"""
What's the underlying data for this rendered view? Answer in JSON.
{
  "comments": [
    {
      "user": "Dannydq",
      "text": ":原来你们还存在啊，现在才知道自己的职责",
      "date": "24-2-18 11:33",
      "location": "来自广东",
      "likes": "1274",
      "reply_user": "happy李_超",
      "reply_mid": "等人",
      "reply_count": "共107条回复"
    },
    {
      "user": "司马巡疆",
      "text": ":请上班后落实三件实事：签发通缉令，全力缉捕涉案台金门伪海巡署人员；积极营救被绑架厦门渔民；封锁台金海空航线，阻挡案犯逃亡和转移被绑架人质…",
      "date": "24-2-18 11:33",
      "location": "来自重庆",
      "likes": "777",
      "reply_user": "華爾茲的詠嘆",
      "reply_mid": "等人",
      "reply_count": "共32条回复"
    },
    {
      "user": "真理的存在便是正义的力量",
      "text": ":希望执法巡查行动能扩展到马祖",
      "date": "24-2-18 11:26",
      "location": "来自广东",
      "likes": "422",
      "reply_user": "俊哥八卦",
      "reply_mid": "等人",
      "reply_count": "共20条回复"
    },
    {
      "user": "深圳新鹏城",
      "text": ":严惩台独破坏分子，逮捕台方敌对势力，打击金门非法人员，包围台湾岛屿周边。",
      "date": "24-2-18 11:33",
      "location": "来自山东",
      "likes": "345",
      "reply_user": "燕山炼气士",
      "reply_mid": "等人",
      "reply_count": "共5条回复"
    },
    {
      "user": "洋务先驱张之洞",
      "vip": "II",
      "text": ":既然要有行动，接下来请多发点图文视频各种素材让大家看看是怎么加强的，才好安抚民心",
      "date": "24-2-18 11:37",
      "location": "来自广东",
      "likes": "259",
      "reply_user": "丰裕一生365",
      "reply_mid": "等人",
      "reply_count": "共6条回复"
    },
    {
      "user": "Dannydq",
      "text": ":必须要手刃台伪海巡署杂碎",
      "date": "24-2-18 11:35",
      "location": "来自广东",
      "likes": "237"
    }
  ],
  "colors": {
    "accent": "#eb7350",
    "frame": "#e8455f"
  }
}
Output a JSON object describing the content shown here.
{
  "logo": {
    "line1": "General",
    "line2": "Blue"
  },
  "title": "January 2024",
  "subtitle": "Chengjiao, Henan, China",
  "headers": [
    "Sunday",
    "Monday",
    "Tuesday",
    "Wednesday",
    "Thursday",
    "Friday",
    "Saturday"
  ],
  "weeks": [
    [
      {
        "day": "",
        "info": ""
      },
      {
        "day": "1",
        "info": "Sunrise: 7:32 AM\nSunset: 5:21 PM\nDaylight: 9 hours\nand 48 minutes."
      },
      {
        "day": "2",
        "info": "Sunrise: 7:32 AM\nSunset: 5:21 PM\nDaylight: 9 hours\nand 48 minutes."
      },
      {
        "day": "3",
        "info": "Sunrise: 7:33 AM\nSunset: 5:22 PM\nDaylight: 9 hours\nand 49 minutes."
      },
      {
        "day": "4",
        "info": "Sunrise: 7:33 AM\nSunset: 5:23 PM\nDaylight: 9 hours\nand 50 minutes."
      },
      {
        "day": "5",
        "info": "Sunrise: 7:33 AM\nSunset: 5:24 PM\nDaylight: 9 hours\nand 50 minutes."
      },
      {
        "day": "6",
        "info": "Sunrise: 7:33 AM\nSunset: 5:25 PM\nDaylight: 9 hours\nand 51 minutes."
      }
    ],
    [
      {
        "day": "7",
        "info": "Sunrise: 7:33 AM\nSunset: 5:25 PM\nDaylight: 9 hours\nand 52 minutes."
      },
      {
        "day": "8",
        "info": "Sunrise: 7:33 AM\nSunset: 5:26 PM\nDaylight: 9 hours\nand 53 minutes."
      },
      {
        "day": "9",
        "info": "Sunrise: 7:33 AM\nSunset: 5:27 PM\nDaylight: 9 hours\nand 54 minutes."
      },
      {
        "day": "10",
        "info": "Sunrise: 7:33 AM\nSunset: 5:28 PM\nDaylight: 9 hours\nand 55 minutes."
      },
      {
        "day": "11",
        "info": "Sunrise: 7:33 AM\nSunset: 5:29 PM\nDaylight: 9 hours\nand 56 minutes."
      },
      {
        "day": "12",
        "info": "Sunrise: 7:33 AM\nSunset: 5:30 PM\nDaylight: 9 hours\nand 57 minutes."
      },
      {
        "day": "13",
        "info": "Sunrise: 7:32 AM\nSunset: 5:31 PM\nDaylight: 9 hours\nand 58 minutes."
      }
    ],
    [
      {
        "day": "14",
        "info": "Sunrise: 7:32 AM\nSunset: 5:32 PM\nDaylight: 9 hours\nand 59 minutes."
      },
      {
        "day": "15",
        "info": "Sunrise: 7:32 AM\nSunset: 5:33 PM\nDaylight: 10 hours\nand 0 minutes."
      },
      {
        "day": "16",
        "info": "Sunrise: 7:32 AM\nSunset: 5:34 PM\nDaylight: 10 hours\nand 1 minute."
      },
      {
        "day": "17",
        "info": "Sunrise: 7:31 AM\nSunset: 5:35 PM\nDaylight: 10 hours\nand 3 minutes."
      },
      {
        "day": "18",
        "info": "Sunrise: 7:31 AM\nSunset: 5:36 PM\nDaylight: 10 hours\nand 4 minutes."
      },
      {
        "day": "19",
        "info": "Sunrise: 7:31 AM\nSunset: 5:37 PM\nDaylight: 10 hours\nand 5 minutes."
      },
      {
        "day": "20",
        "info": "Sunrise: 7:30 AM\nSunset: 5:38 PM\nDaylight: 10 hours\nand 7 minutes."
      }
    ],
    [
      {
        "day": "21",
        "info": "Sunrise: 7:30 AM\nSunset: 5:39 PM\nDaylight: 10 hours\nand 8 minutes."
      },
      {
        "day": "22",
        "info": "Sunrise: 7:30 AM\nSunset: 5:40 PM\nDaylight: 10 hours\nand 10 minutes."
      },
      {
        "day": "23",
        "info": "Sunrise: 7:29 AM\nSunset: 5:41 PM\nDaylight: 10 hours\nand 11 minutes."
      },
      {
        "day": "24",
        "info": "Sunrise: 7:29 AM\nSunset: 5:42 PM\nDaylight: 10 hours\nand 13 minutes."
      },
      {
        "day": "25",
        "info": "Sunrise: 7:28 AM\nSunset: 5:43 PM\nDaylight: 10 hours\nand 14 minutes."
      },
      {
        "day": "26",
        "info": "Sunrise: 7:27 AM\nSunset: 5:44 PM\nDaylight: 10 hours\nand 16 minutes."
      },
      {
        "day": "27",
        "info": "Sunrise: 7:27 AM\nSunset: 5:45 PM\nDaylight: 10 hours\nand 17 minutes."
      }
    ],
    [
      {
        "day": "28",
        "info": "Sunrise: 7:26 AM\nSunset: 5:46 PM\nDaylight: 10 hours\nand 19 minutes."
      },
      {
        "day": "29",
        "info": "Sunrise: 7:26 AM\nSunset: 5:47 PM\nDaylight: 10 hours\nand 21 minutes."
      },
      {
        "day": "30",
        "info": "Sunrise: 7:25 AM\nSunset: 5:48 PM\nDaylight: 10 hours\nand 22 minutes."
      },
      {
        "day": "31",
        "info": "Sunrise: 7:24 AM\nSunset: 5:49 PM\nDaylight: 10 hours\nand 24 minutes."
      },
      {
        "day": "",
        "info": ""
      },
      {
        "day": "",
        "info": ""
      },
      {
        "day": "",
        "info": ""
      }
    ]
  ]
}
"""
GIVEN TASK:
Retype the data in full and match it exactly.

TASK RESPONSE:
What's the underlying data for this rendered view? Answer in JSON.
{
  "comments": [
    {
      "user": "Dannydq",
      "text": ":原来你们还存在啊，现在才知道自己的职责",
      "date": "24-2-18 11:33",
      "location": "来自广东",
      "likes": "1274",
      "reply_user": "happy李_超",
      "reply_mid": "等人",
      "reply_count": "共107条回复"
    },
    {
      "user": "司马巡疆",
      "text": ":请上班后落实三件实事：签发通缉令，全力缉捕涉案台金门伪海巡署人员；积极营救被绑架厦门渔民；封锁台金海空航线，阻挡案犯逃亡和转移被绑架人质…",
      "date": "24-2-18 11:33",
      "location": "来自重庆",
      "likes": "777",
      "reply_user": "華爾茲的詠嘆",
      "reply_mid": "等人",
      "reply_count": "共32条回复"
    },
    {
      "user": "真理的存在便是正义的力量",
      "text": ":希望执法巡查行动能扩展到马祖",
      "date": "24-2-18 11:26",
      "location": "来自广东",
      "likes": "422",
      "reply_user": "俊哥八卦",
      "reply_mid": "等人",
      "reply_count": "共20条回复"
    },
    {
      "user": "深圳新鹏城",
      "text": ":严惩台独破坏分子，逮捕台方敌对势力，打击金门非法人员，包围台湾岛屿周边。",
      "date": "24-2-18 11:33",
      "location": "来自山东",
      "likes": "345",
      "reply_user": "燕山炼气士",
      "reply_mid": "等人",
      "reply_count": "共5条回复"
    },
    {
      "user": "洋务先驱张之洞",
      "vip": "II",
      "text": ":既然要有行动，接下来请多发点图文视频各种素材让大家看看是怎么加强的，才好安抚民心",
      "date": "24-2-18 11:37",
      "location": "来自广东",
      "likes": "259",
      "reply_user": "丰裕一生365",
      "reply_mid": "等人",
      "reply_count": "共6条回复"
    },
    {
      "user": "Dannydq",
      "text": ":必须要手刃台伪海巡署杂碎",
      "date": "24-2-18 11:35",
      "location": "来自广东",
      "likes": "237"
    }
  ],
  "colors": {
    "accent": "#eb7350",
    "frame": "#e8455f"
  }
}
Output a JSON object describing the content shown here.
{
  "logo": {
    "line1": "General",
    "line2": "Blue"
  },
  "title": "January 2024",
  "subtitle": "Chengjiao, Henan, China",
  "headers": [
    "Sunday",
    "Monday",
    "Tuesday",
    "Wednesday",
    "Thursday",
    "Friday",
    "Saturday"
  ],
  "weeks": [
    [
      {
        "day": "",
        "info": ""
      },
      {
        "day": "1",
        "info": "Sunrise: 7:32 AM\nSunset: 5:21 PM\nDaylight: 9 hours\nand 48 minutes."
      },
      {
        "day": "2",
        "info": "Sunrise: 7:32 AM\nSunset: 5:21 PM\nDaylight: 9 hours\nand 48 minutes."
      },
      {
        "day": "3",
        "info": "Sunrise: 7:33 AM\nSunset: 5:22 PM\nDaylight: 9 hours\nand 49 minutes."
      },
      {
        "day": "4",
        "info": "Sunrise: 7:33 AM\nSunset: 5:23 PM\nDaylight: 9 hours\nand 50 minutes."
      },
      {
        "day": "5",
        "info": "Sunrise: 7:33 AM\nSunset: 5:24 PM\nDaylight: 9 hours\nand 50 minutes."
      },
      {
        "day": "6",
        "info": "Sunrise: 7:33 AM\nSunset: 5:25 PM\nDaylight: 9 hours\nand 51 minutes."
      }
    ],
    [
      {
        "day": "7",
        "info": "Sunrise: 7:33 AM\nSunset: 5:25 PM\nDaylight: 9 hours\nand 52 minutes."
      },
      {
        "day": "8",
        "info": "Sunrise: 7:33 AM\nSunset: 5:26 PM\nDaylight: 9 hours\nand 53 minutes."
      },
      {
        "day": "9",
        "info": "Sunrise: 7:33 AM\nSunset: 5:27 PM\nDaylight: 9 hours\nand 54 minutes."
      },
      {
        "day": "10",
        "info": "Sunrise: 7:33 AM\nSunset: 5:28 PM\nDaylight: 9 hours\nand 55 minutes."
      },
      {
        "day": "11",
        "info": "Sunrise: 7:33 AM\nSunset: 5:29 PM\nDaylight: 9 hours\nand 56 minutes."
      },
      {
        "day": "12",
        "info": "Sunrise: 7:33 AM\nSunset: 5:30 PM\nDaylight: 9 hours\nand 57 minutes."
      },
      {
        "day": "13",
        "info": "Sunrise: 7:32 AM\nSunset: 5:31 PM\nDaylight: 9 hours\nand 58 minutes."
      }
    ],
    [
      {
        "day": "14",
        "info": "Sunrise: 7:32 AM\nSunset: 5:32 PM\nDaylight: 9 hours\nand 59 minutes."
      },
      {
        "day": "15",
        "info": "Sunrise: 7:32 AM\nSunset: 5:33 PM\nDaylight: 10 hours\nand 0 minutes."
      },
      {
        "day": "16",
        "info": "Sunrise: 7:32 AM\nSunset: 5:34 PM\nDaylight: 10 hours\nand 1 minute."
      },
      {
        "day": "17",
        "info": "Sunrise: 7:31 AM\nSunset: 5:35 PM\nDaylight: 10 hours\nand 3 minutes."
      },
      {
        "day": "18",
        "info": "Sunrise: 7:31 AM\nSunset: 5:36 PM\nDaylight: 10 hours\nand 4 minutes."
      },
      {
        "day": "19",
        "info": "Sunrise: 7:31 AM\nSunset: 5:37 PM\nDaylight: 10 hours\nand 5 minutes."
      },
      {
        "day": "20",
        "info": "Sunrise: 7:30 AM\nSunset: 5:38 PM\nDaylight: 10 hours\nand 7 minutes."
      }
    ],
    [
      {
        "day": "21",
        "info": "Sunrise: 7:30 AM\nSunset: 5:39 PM\nDaylight: 10 hours\nand 8 minutes."
      },
      {
        "day": "22",
        "info": "Sunrise: 7:30 AM\nSunset: 5:40 PM\nDaylight: 10 hours\nand 10 minutes."
      },
      {
        "day": "23",
        "info": "Sunrise: 7:29 AM\nSunset: 5:41 PM\nDaylight: 10 hours\nand 11 minutes."
      },
      {
        "day": "24",
        "info": "Sunrise: 7:29 AM\nSunset: 5:42 PM\nDaylight: 10 hours\nand 13 minutes."
      },
      {
        "day": "25",
        "info": "Sunrise: 7:28 AM\nSunset: 5:43 PM\nDaylight: 10 hours\nand 14 minutes."
      },
      {
        "day": "26",
        "info": "Sunrise: 7:27 AM\nSunset: 5:44 PM\nDaylight: 10 hours\nand 16 minutes."
      },
      {
        "day": "27",
        "info": "Sunrise: 7:27 AM\nSunset: 5:45 PM\nDaylight: 10 hours\nand 17 minutes."
      }
    ],
    [
      {
        "day": "28",
        "info": "Sunrise: 7:26 AM\nSunset: 5:46 PM\nDaylight: 10 hours\nand 19 minutes."
      },
      {
        "day": "29",
        "info": "Sunrise: 7:26 AM\nSunset: 5:47 PM\nDaylight: 10 hours\nand 21 minutes."
      },
      {
        "day": "30",
        "info": "Sunrise: 7:25 AM\nSunset: 5:48 PM\nDaylight: 10 hours\nand 22 minutes."
      },
      {
        "day": "31",
        "info": "Sunrise: 7:24 AM\nSunset: 5:49 PM\nDaylight: 10 hours\nand 24 minutes."
      },
      {
        "day": "",
        "info": ""
      },
      {
        "day": "",
        "info": ""
      },
      {
        "day": "",
        "info": ""
      }
    ]
  ]
}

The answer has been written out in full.